Reading text:

Hi everyone,
i had some pleasant experiences with fast.ai so far, but now I’ve encountered my first mayor issue. I’m using the following piece of code to read a DataFrame into a DataBunch:
def get_valid_idx(data: pd.DataFrame,valid_percentage: float=0.2):
split_idx = int(np.floor(data.shape[0]*(1-valid_percentage)))
return range(split_idx, data.shape[0])
dep_var = 'Transaction Label'
cat_names = ['Buchungstext','Auftraggeber /
Beguenstigter','Verwendungszweck','Kontonummer', 'BLZ', 'Glaeubiger-
ID','Mandatsreferenz','Kundenreferenz','Balance']
cont_names = ['Betrag (EUR)']
procs = [FillMissing, Categorify, Normalize]
path = './tmp'
df = ba.get_data()
df_dropped = df.copy()
del df_dropped['Buchungstag']
del df_dropped['Wertstellung']
valid_idx=get_valid_idx(df)

Items:
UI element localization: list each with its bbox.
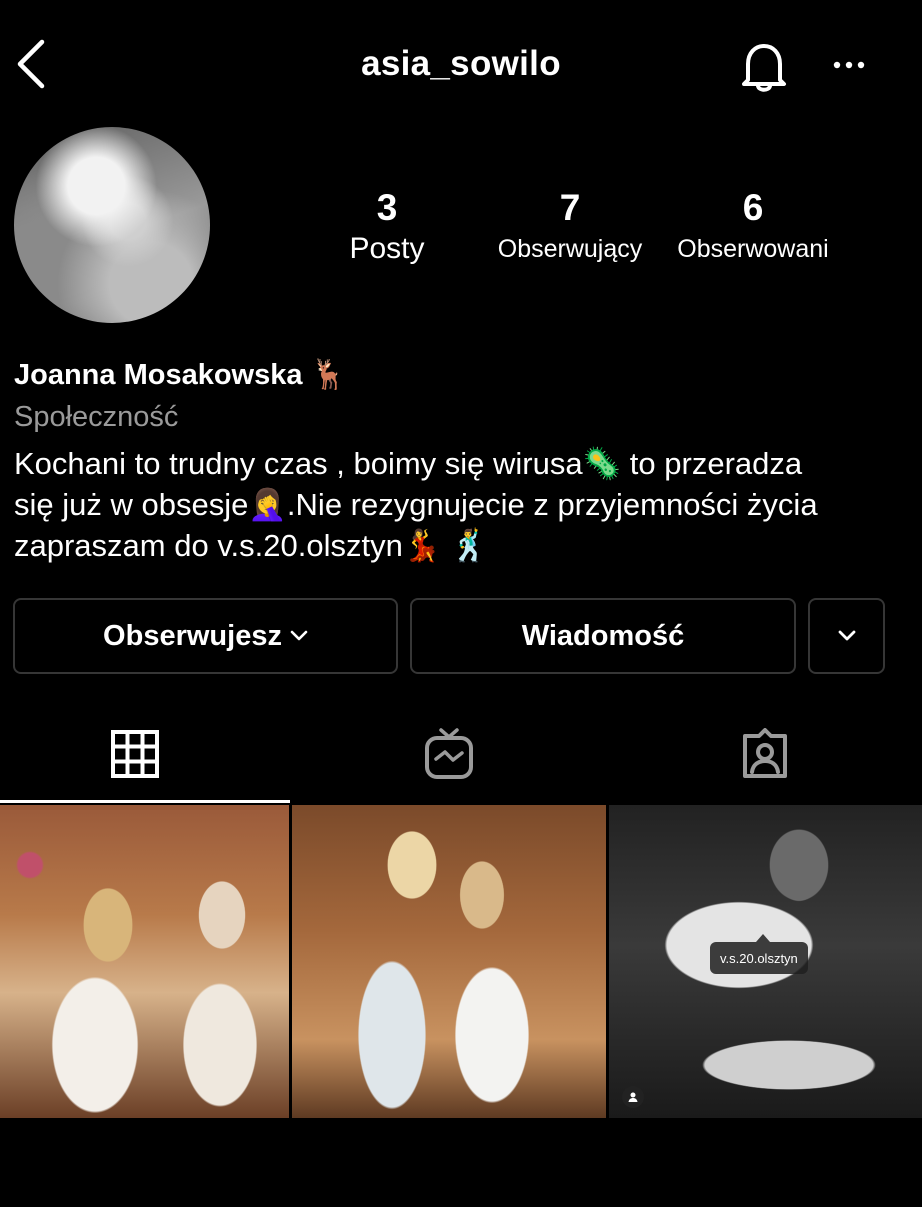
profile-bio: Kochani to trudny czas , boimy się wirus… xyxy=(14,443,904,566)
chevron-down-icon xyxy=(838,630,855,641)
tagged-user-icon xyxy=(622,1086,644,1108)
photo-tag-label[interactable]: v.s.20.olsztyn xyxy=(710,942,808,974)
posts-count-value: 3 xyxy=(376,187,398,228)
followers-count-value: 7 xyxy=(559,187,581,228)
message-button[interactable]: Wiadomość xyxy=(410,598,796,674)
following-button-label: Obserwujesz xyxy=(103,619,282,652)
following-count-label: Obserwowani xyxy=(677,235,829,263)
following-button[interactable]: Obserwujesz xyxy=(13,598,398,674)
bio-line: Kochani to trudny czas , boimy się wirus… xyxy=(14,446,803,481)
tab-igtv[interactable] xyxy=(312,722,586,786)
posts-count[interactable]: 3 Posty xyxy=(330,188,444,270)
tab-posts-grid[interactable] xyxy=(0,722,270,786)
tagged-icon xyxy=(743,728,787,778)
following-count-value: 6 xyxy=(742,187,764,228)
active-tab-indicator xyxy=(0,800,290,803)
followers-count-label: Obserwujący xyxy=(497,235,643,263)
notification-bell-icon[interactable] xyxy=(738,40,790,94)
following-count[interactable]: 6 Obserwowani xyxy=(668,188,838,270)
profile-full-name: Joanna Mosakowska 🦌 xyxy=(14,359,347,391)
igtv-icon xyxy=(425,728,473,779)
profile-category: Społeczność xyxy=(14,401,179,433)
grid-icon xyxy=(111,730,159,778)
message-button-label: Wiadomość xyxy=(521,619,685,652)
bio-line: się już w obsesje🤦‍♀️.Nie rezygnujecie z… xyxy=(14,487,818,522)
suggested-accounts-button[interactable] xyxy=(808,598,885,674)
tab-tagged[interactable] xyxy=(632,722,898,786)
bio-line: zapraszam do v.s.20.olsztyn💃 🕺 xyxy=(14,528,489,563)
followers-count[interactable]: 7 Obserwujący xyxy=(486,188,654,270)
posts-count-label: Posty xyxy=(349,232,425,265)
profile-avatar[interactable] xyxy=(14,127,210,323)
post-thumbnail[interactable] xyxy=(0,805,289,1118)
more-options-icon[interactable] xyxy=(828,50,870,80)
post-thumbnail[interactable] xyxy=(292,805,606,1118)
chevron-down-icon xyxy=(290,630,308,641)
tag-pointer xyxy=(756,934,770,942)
...
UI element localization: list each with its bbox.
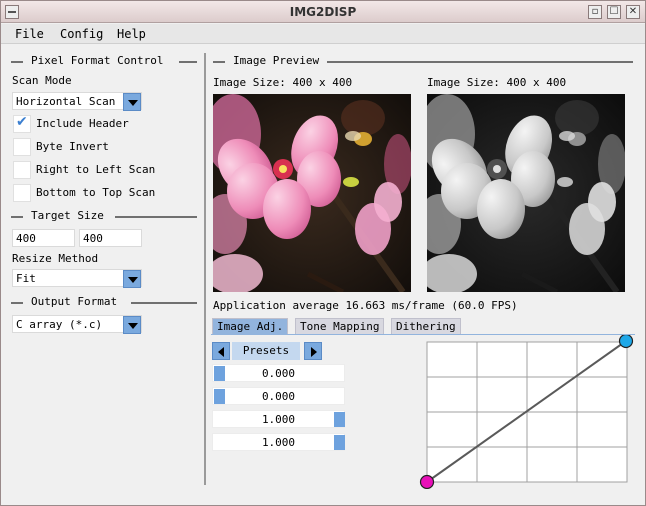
--
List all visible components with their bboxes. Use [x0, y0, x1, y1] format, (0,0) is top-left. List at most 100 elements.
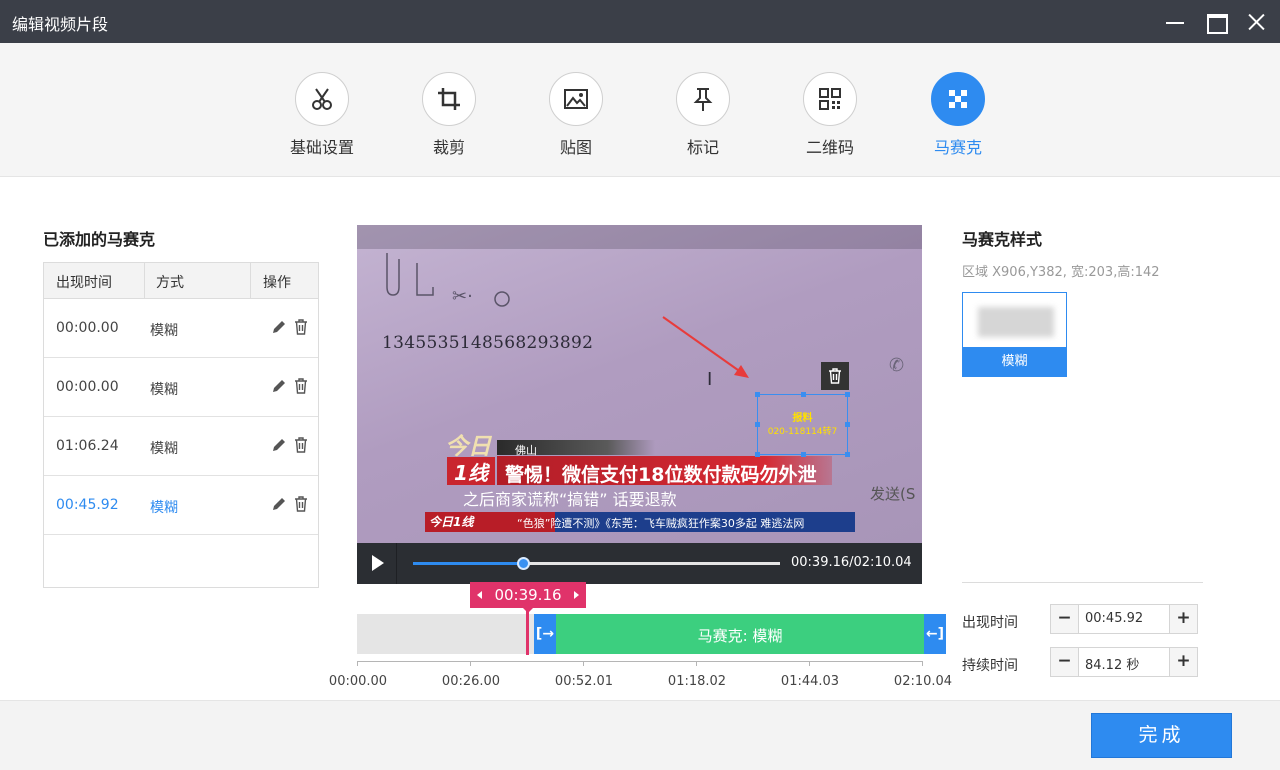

Task 1:
In the fast.ai forum post, which column is the only one listed in cont_names?
Task 2:
Pick up the fast.ai forum post after its final line and continue it.

Right answer 1:
'Betrag (EUR)'

Right answer 2:
data = TabularDataBunch.from_df(path, df_dropped, dep_var, valid_idx=valid_idx,
procs=procs, cat_names=cat_names)
However after the parsing, many of the entries are replaced with #na#. This especially happens in ‘Auftraggeber / Beguenstigter’ german for Client / beneficiary’. This columns contains multiple words is it an issue to have columns with more that word or special charaters like ‘+’,’/’,’&’?
Im using the fastai Notebook on paperspace.com btw. If you need information to help me, I happy to provide more.
Thanks to all of you in advance!